-- begin Extracted information --

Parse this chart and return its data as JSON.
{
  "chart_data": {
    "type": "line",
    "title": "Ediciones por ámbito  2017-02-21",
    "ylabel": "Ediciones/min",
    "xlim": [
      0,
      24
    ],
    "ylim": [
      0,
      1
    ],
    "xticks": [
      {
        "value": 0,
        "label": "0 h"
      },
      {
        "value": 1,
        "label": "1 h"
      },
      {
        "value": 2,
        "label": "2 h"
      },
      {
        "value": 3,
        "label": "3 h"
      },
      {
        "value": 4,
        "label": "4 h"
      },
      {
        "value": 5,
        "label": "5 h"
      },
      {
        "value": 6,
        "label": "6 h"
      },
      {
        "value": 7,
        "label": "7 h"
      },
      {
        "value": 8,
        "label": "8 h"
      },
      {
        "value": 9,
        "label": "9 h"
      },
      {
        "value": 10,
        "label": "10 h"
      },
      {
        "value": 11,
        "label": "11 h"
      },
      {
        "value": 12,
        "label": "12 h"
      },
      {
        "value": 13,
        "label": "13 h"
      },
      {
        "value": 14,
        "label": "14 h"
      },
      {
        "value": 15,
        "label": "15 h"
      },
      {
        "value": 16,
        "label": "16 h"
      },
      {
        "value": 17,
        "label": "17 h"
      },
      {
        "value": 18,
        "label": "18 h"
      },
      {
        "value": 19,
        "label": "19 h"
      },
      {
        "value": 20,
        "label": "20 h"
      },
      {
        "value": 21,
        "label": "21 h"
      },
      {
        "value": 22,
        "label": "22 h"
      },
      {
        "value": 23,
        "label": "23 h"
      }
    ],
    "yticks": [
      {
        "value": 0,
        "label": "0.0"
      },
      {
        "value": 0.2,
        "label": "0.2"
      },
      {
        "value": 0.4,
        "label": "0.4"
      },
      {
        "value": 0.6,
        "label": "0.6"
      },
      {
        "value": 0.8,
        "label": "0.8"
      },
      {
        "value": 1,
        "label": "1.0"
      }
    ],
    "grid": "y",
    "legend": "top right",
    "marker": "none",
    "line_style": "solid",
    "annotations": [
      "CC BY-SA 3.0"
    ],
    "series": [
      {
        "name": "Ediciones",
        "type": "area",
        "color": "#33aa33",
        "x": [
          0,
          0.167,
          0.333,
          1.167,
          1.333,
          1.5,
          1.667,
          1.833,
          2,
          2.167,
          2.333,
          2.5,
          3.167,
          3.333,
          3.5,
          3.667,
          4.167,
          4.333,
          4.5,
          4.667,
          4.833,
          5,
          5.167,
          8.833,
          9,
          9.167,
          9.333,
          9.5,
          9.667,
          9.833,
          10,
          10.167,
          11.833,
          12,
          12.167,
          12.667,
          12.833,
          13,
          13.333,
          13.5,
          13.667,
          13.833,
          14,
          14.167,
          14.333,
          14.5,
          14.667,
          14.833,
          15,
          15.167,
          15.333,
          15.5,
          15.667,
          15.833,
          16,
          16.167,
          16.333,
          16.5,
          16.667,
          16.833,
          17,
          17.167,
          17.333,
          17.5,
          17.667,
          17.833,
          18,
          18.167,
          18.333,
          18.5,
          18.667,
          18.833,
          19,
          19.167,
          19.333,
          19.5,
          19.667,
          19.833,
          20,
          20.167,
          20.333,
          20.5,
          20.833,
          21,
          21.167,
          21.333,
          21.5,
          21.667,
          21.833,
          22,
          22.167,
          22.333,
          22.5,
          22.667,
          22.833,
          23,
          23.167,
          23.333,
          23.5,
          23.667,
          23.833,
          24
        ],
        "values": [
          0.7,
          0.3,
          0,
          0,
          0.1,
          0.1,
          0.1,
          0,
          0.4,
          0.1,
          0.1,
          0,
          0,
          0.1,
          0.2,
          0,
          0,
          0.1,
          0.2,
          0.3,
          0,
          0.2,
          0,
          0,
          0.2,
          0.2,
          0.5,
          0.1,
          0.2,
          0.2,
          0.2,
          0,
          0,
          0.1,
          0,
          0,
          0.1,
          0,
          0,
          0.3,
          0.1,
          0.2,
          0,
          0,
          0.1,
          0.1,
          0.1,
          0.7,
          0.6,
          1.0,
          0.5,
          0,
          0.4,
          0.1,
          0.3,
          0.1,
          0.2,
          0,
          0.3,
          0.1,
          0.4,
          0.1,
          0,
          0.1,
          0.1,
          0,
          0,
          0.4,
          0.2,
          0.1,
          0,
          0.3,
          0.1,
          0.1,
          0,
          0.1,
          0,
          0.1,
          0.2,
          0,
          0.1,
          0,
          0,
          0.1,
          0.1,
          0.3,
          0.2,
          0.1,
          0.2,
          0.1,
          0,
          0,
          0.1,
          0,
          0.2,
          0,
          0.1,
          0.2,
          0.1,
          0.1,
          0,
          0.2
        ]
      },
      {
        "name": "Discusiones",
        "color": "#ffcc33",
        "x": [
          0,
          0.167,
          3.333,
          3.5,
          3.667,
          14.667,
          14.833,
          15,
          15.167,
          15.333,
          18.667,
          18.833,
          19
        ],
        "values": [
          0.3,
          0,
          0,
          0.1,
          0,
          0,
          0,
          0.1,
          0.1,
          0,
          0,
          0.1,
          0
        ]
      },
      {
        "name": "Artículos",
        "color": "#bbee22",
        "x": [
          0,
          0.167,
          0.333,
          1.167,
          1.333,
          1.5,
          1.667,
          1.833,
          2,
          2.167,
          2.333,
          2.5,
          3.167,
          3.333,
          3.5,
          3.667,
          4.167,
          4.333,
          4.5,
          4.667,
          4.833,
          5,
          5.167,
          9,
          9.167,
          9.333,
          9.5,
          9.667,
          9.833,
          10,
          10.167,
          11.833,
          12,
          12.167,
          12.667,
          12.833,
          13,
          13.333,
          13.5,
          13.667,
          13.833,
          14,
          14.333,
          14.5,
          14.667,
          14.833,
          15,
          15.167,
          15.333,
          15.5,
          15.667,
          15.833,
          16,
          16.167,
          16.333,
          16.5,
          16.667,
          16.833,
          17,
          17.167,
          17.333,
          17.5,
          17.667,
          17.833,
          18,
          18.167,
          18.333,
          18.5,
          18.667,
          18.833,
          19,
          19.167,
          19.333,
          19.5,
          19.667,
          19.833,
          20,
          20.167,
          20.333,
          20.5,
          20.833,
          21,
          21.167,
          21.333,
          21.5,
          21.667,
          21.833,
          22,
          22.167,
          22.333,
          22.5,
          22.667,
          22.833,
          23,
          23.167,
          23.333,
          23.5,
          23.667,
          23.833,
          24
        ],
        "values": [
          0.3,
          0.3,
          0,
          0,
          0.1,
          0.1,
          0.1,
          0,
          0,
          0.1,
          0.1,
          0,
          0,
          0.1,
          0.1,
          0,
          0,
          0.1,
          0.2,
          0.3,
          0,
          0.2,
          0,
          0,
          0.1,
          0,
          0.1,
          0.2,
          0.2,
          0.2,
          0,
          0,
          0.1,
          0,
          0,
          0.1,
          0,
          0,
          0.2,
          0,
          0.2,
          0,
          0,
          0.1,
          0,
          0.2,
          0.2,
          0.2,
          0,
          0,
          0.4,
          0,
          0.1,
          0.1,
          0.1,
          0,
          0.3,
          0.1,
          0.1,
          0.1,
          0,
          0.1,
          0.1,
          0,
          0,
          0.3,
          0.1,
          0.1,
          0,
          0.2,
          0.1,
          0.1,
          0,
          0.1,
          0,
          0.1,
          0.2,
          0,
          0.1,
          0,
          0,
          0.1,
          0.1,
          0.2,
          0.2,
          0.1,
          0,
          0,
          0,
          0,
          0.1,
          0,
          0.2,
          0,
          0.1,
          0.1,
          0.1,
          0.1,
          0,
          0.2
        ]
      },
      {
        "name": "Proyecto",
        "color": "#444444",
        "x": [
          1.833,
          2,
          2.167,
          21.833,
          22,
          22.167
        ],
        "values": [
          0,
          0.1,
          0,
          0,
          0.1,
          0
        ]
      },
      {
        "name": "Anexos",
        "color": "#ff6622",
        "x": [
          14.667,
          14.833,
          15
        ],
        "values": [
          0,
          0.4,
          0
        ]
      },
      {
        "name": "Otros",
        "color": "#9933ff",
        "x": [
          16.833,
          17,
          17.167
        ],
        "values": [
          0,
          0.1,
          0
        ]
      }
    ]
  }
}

-- end Extracted information --

Each line containing "name" counts once; state the total number of such lines and nothing else.

• [Final result]:
6